-- start GIVEN RECORDS --
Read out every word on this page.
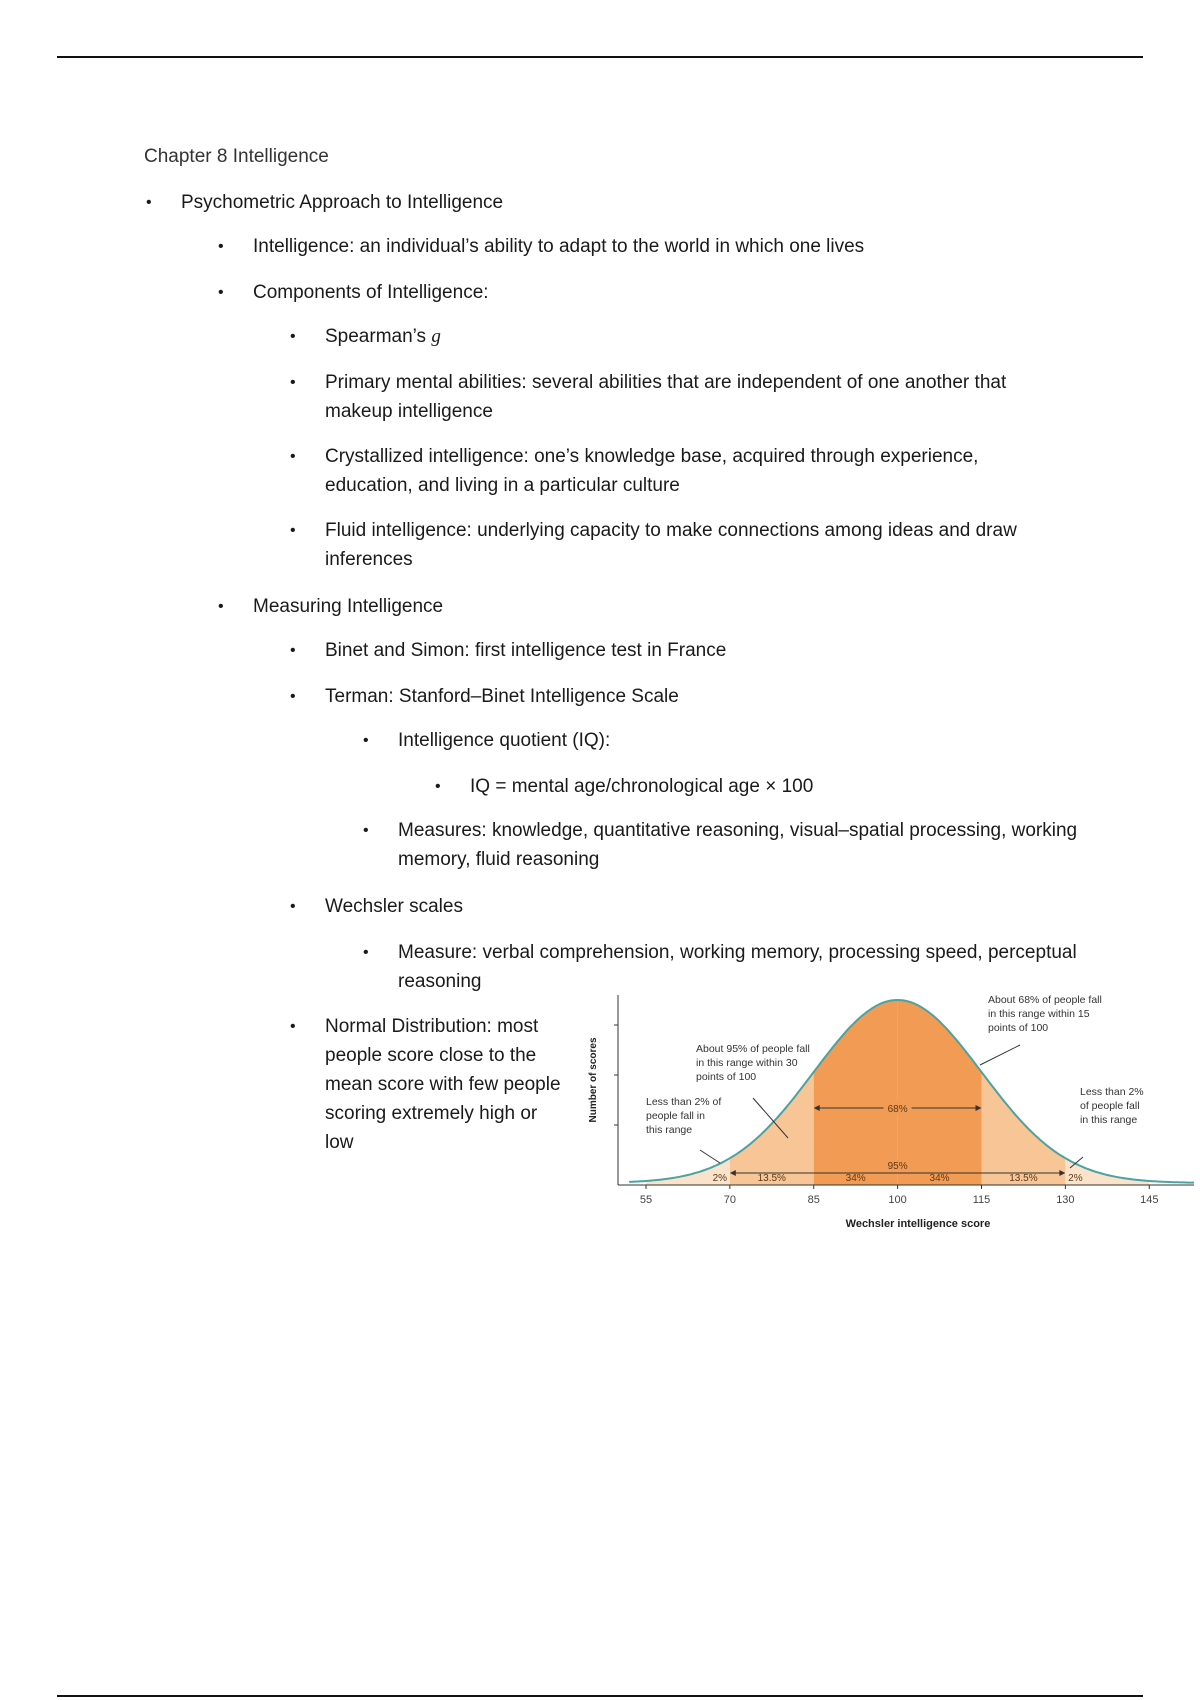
Chapter 8 Intelligence
• Psychometric Approach to Intelligence
• Intelligence: an individual’s ability to adapt to the world in which one lives
• Components of Intelligence:
• Spearman’s g
• Primary mental abilities: several abilities that are independent of one another that makeup intelligence
• Crystallized intelligence: one’s knowledge base, acquired through experience, education, and living in a particular culture
• Fluid intelligence: underlying capacity to make connections among ideas and draw inferences
• Measuring Intelligence
• Binet and Simon: first intelligence test in France
• Terman: Stanford–Binet Intelligence Scale
• Intelligence quotient (IQ):
• IQ = mental age/chronological age × 100
• Measures: knowledge, quantitative reasoning, visual–spatial processing, working memory, fluid reasoning
• Wechsler scales
• Measure: verbal comprehension, working memory, processing speed, perceptual reasoning
• Normal Distribution: most people score close to the mean score with few people scoring extremely high or low
55	70	85	100	115	130	145
2%	13.5%	34%	34%	13.5%	2%
Wechsler intelligence score
Number of scores	68%
95%
About 68% of people fall in this range within 15 points of 100
About 95% of people fall in this range within 30 points of 100
Less than 2% of people fall in this range
Less than 2% of people fall in this range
-- end GIVEN RECORDS --
INSTRUCTIONS FOR THE TASK:
From the listing above, print every entry precisely and drop the pictures.

SOLVED PROBLEM:
Read out every word on this page.
Chapter 8 Intelligence
• Psychometric Approach to Intelligence
• Intelligence: an individual’s ability to adapt to the world in which one lives
• Components of Intelligence:
• Spearman’s g
• Primary mental abilities: several abilities that are independent of one another that makeup intelligence
• Crystallized intelligence: one’s knowledge base, acquired through experience, education, and living in a particular culture
• Fluid intelligence: underlying capacity to make connections among ideas and draw inferences
• Measuring Intelligence
• Binet and Simon: first intelligence test in France
• Terman: Stanford–Binet Intelligence Scale
• Intelligence quotient (IQ):
• IQ = mental age/chronological age × 100
• Measures: knowledge, quantitative reasoning, visual–spatial processing, working memory, fluid reasoning
• Wechsler scales
• Measure: verbal comprehension, working memory, processing speed, perceptual reasoning
• Normal Distribution: most people score close to the mean score with few people scoring extremely high or low
55	70	85	100	115	130	145
2%	13.5%	34%	34%	13.5%	2%
Wechsler intelligence score
Number of scores	68%
95%
About 68% of people fall in this range within 15 points of 100
About 95% of people fall in this range within 30 points of 100
Less than 2% of people fall in this range
Less than 2% of people fall in this range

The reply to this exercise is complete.